YOUR GOAL:
Find the word "text" in the listing. Copy out each line where it occurs.

DATA:
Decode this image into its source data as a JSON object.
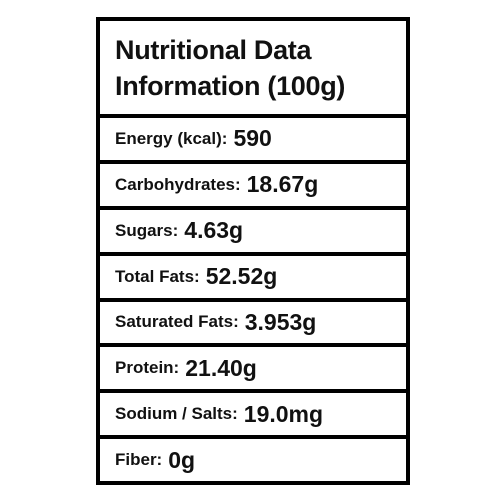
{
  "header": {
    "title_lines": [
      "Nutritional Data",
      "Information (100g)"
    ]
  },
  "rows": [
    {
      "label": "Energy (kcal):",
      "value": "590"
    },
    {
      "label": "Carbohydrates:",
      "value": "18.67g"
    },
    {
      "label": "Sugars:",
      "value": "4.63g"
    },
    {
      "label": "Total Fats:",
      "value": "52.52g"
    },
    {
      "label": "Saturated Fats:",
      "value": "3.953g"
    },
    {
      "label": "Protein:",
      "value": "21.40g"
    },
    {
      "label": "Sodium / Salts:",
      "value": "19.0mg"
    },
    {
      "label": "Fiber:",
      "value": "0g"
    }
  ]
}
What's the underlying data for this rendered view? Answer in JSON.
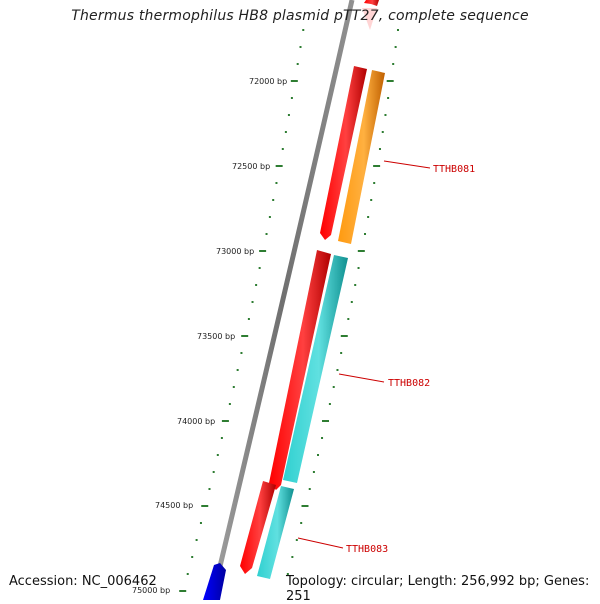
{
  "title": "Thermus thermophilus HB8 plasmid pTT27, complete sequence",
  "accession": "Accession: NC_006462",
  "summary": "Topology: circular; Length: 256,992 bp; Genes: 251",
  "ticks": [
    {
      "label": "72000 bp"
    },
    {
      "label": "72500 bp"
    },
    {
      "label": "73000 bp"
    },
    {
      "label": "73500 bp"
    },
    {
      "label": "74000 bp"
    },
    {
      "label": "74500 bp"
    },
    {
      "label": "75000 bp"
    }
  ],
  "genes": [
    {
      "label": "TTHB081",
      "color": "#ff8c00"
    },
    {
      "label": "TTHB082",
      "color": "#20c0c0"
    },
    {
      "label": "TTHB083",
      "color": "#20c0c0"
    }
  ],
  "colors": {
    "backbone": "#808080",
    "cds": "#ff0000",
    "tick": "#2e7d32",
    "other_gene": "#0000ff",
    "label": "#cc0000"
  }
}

---

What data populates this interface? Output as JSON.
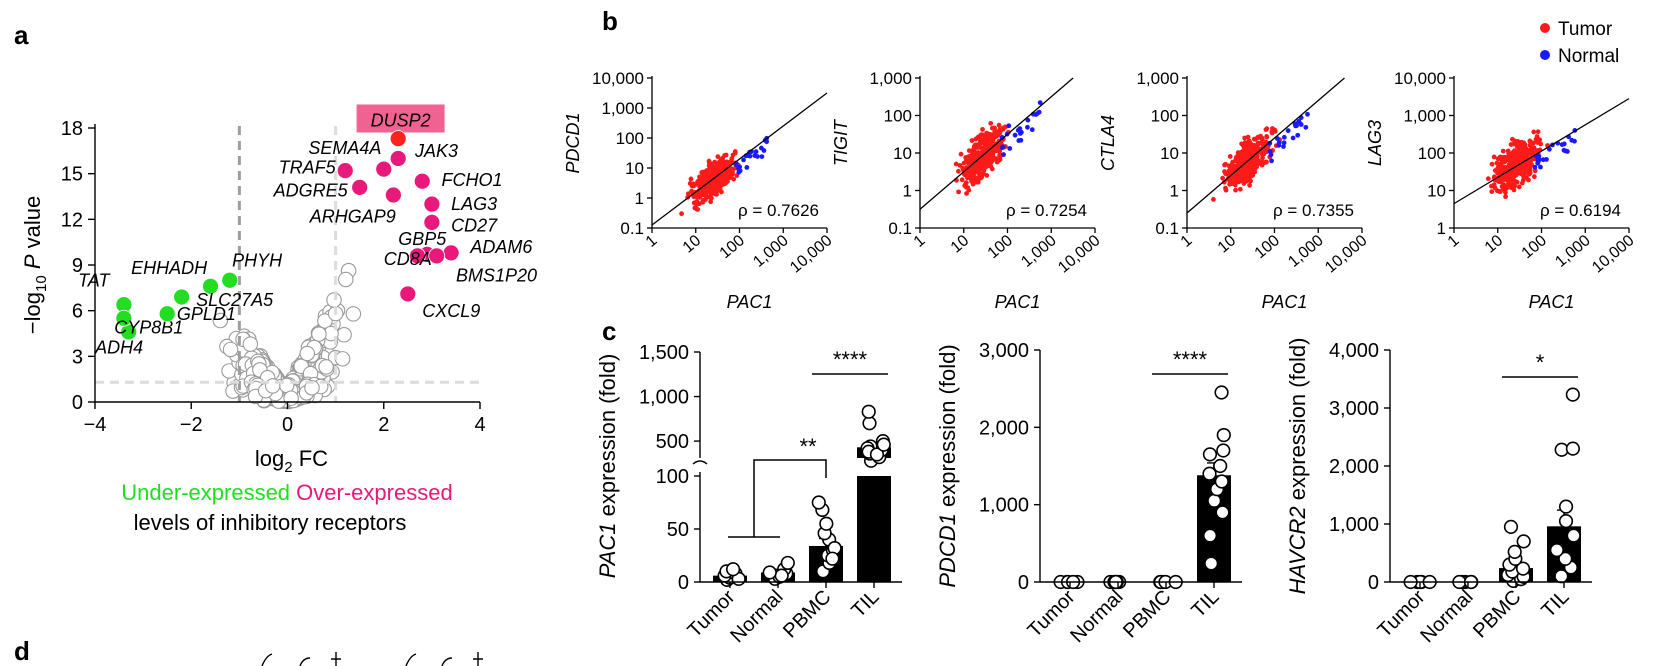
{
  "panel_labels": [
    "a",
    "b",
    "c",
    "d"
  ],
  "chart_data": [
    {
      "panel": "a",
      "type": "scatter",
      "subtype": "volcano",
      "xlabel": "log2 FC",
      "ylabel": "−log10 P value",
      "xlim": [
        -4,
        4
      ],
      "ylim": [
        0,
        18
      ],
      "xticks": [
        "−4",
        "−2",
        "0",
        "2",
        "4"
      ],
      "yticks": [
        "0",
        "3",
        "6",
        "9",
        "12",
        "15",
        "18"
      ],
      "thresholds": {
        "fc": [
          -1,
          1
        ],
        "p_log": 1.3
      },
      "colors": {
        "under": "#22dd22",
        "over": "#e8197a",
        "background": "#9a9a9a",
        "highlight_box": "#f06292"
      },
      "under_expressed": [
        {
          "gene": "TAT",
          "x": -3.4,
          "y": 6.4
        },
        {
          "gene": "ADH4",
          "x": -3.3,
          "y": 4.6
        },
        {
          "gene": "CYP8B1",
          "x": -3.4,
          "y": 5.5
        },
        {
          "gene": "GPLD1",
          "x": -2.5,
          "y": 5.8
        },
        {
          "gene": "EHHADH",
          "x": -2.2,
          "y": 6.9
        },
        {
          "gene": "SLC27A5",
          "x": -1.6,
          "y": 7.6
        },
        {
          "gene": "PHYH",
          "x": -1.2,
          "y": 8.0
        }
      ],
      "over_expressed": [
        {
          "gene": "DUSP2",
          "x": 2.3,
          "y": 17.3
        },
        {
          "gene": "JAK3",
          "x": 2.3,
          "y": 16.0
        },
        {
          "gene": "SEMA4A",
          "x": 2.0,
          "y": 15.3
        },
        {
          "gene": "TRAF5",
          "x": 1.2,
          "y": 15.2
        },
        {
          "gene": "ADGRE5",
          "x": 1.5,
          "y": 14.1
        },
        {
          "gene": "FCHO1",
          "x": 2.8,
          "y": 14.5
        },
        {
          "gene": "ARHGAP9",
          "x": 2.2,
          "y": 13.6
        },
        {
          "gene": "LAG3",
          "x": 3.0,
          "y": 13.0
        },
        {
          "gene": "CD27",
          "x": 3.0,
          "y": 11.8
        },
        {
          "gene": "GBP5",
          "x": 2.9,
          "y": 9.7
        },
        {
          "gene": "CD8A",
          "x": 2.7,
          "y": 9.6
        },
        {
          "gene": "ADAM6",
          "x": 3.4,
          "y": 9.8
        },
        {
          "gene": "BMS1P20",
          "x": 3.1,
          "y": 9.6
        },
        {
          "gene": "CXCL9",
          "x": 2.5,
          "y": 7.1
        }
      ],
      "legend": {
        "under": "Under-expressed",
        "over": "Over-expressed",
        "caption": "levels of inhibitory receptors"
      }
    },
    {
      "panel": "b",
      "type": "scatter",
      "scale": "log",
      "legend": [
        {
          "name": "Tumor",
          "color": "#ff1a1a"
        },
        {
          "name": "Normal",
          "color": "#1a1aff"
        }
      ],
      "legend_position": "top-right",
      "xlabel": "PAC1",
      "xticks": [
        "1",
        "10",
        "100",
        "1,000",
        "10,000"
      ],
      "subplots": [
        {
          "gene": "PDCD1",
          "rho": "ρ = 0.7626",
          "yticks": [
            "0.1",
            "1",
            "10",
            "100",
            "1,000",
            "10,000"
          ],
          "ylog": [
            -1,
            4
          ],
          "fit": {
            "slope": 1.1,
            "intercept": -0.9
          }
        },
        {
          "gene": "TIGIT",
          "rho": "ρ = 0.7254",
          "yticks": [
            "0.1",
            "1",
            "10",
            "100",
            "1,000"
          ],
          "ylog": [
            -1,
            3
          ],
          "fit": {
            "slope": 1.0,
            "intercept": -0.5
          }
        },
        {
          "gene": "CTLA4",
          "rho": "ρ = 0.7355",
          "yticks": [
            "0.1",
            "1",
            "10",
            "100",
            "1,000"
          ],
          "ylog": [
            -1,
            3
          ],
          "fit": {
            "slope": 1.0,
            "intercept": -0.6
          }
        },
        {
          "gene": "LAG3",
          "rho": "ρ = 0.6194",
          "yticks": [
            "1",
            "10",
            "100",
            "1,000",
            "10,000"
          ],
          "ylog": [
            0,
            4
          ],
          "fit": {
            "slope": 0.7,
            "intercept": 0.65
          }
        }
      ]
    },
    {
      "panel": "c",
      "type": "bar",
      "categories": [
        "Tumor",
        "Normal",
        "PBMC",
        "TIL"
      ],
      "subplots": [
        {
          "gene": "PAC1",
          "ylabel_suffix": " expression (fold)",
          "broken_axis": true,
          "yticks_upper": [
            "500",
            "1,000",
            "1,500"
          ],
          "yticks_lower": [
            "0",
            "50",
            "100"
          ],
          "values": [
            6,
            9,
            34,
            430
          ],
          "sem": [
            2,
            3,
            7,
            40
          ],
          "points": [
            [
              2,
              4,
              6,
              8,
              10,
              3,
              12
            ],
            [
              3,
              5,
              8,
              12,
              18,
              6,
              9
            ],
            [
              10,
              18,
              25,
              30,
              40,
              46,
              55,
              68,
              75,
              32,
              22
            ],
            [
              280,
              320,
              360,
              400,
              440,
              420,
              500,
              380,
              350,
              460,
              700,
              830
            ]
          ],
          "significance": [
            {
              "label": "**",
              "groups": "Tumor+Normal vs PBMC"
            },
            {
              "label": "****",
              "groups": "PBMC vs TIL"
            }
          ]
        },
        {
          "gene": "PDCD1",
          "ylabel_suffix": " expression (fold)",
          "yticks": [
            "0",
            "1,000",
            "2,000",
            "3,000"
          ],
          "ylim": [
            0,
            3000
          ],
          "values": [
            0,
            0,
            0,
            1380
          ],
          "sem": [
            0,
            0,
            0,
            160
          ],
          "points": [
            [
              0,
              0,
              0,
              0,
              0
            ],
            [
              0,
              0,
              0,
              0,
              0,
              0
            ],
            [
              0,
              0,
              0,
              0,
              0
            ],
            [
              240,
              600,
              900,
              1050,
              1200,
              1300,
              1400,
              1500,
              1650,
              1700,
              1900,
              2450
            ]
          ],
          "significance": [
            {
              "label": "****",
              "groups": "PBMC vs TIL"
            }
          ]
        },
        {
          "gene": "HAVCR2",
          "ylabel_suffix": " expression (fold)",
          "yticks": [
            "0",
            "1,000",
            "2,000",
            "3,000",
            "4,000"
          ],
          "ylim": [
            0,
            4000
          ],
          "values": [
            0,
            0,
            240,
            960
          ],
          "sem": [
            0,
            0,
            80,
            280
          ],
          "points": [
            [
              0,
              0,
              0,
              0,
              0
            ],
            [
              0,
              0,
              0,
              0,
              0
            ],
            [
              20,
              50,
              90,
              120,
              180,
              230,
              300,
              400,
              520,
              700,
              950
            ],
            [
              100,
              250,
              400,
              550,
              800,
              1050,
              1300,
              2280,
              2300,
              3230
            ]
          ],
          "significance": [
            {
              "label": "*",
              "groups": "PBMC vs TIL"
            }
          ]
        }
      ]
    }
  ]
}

...

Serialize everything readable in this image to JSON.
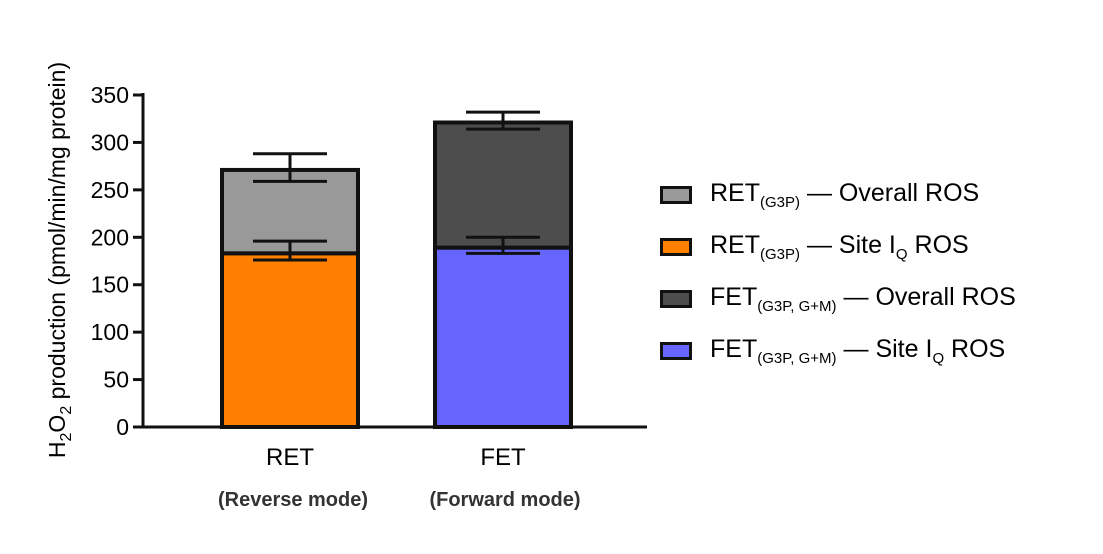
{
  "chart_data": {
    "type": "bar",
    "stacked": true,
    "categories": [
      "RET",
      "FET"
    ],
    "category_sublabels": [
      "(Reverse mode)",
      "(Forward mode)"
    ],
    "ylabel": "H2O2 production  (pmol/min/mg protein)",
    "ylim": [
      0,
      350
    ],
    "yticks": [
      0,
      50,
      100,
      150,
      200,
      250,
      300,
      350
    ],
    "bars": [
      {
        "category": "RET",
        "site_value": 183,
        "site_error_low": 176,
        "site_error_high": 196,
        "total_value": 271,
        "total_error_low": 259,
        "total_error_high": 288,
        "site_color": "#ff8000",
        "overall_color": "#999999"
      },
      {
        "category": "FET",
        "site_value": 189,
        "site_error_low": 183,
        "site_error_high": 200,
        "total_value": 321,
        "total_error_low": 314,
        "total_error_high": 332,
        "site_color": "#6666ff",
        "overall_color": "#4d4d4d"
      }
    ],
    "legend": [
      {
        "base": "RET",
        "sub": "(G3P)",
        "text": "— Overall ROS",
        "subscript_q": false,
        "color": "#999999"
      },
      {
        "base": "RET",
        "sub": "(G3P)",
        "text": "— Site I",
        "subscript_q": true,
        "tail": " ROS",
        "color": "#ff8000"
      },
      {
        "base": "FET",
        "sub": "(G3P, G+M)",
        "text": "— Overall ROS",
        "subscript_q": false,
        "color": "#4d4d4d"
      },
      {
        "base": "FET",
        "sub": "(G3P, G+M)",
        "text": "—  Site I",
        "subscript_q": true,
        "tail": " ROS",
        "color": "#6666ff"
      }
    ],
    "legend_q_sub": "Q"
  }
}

ANSWER FOR THIS EXERCISE:
        "text": "— Overall ROS",
        "text": "— Site I",
        "text": "— Overall ROS",
        "text": "—  Site I",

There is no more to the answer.